Arthur Green
- Born: 4 March 2004 (age 22) London, England
- Height: 1.82 m (6 ft 0 in)
- Weight: 105 kg (16 st 7 lb; 231 lb)
- School: Sherborne School
- University: Durham University
- Notable relative: Will Green (father)

Rugby union career
- Position: Number 8
- Current team: Bath Rugby

Senior career
- Years: Team / Apps / (Points)
- 2023–: Bath / 29 / (75)
- Correct as of 1 May 2026

International career
- Years: Team / Apps / (Points)
- 2022: England U18 / 4 / (5)
- 2024: England U20 / 2 / (5)
- Correct as of 19 July 2024

= Arthur Green (rugby union) =

English rugby union player (born 2004)

Arthur Green (born 4 March 2004) is an English professional rugby union player who plays as a number 8 for Premiership Rugby club Bath Rugby.

==Early life==
He attended Sherborne School and played for Frome RFC as a youngster. He joined the senior Academy at Bath Rugby in 2022. He also played first-XV rugby for Durham University.

| REQUEST 1 |
Decide whether each statement agrees with the Arthur Green profile, and answer yes or no with the deciding words of the profile quoted: (a) Green plays as a number 8 for Bath Rugby; (b) Green joined the senior Academy at Bath Rugby in 2023; (c) Green played for Frome RFC as a youngster.
| REQUEST 2 |
Carry the Arthur Green profile forward from its final sentence, continuing in the same encyclopedic style.

| DATASET EXCERPTS |
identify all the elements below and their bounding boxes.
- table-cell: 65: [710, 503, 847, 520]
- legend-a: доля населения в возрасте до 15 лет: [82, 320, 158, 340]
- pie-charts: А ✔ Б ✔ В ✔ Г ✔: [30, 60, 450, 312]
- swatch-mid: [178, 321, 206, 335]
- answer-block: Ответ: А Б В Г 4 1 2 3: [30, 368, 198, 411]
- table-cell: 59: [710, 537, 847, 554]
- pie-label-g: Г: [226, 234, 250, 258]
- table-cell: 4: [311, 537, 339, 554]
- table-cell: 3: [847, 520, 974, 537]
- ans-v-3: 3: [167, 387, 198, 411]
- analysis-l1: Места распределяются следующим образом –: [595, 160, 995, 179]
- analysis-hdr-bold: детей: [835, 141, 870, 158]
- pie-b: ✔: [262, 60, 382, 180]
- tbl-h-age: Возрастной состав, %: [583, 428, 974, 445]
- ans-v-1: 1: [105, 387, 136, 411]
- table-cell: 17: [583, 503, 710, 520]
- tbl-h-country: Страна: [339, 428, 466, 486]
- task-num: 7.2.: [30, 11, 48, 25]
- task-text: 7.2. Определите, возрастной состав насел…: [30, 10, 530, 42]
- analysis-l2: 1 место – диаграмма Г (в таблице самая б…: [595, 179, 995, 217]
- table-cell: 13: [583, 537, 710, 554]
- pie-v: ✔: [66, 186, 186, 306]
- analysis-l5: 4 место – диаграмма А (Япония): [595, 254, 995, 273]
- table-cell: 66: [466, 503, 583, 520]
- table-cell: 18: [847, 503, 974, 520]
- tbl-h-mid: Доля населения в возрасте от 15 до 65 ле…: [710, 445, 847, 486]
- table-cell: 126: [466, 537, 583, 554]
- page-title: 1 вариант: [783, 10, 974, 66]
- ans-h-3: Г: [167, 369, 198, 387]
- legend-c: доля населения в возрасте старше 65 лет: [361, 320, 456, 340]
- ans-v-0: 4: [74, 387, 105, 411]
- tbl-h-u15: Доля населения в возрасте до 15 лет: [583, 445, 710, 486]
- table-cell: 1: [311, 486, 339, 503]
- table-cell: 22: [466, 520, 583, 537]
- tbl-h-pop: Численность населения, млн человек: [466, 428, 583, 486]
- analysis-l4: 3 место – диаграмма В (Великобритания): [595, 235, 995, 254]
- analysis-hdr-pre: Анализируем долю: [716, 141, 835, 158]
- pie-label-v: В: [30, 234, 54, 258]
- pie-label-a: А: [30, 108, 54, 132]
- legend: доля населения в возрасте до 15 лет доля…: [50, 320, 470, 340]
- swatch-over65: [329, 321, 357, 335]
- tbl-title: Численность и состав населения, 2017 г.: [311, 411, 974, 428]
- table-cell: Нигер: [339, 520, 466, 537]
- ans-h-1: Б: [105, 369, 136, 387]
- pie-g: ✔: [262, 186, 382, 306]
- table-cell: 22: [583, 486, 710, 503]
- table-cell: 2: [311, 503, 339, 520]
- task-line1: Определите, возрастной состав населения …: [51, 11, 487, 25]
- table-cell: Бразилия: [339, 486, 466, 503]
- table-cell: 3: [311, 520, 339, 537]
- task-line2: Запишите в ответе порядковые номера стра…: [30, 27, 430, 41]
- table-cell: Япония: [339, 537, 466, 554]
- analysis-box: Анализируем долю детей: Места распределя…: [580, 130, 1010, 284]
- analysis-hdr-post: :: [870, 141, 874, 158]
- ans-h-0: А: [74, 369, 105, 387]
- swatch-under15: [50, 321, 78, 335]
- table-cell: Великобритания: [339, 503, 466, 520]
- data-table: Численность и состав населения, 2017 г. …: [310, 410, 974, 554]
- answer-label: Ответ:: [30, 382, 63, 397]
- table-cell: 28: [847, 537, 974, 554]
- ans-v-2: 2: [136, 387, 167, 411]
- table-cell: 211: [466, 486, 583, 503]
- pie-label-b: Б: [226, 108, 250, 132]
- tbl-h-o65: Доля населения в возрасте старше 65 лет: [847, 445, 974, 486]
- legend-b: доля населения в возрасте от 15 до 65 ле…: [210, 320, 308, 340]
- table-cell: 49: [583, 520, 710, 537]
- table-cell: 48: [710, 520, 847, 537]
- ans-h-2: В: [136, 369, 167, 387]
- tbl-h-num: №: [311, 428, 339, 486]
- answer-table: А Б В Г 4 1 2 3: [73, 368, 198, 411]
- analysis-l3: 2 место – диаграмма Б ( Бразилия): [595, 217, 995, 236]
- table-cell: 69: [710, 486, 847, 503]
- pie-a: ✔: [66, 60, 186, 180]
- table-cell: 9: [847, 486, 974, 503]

| EXERCISE RESPONSE 1 |
(a) Yes: "plays as a number 8 for Premiership Rugby club Bath Rugby."
(b) No: "He joined the senior Academy at Bath Rugby in 2022."
(c) Yes: "played for Frome RFC as a youngster."

| EXERCISE RESPONSE 2 |
==Club career==
Green made his senior Bath Rugby debut in the Premiership Rugby Cup in September 2023 against London Scottish. He made his league debut in a Premiership Rugby fixture for Bath on 31 December 2023, against Leicester Tigers.

He joined Doncaster Knights on loan ahead of the 2024-25 season. During that campaign he also represented Bath in the Premiership Rugby Cup and scored a try in their quarter-final victory over Harlequins. Green started in the final as Bath defeated Exeter Chiefs to win their first domestic trophy since 1996. In May 2025, he had his contract extended by Bath. He continued with Bath in the 2025-26 season and his performances included a last minute try to secure a 33-26 win for Bath at home against Exeter Chiefs on 3 January 2026.

==International career==
Green made a try scoring debut for England U18 during the 2021-22 season. He was included in the England U20 squad for the 2024 World Rugby U20 Championship and scored a try in the final as England defeated France at Cape Town Stadium to become junior world champions.

==Personal life==
His father Will Green was a professional rugby player who earned caps for England whilst playing as a prop forward for Wasps RFC.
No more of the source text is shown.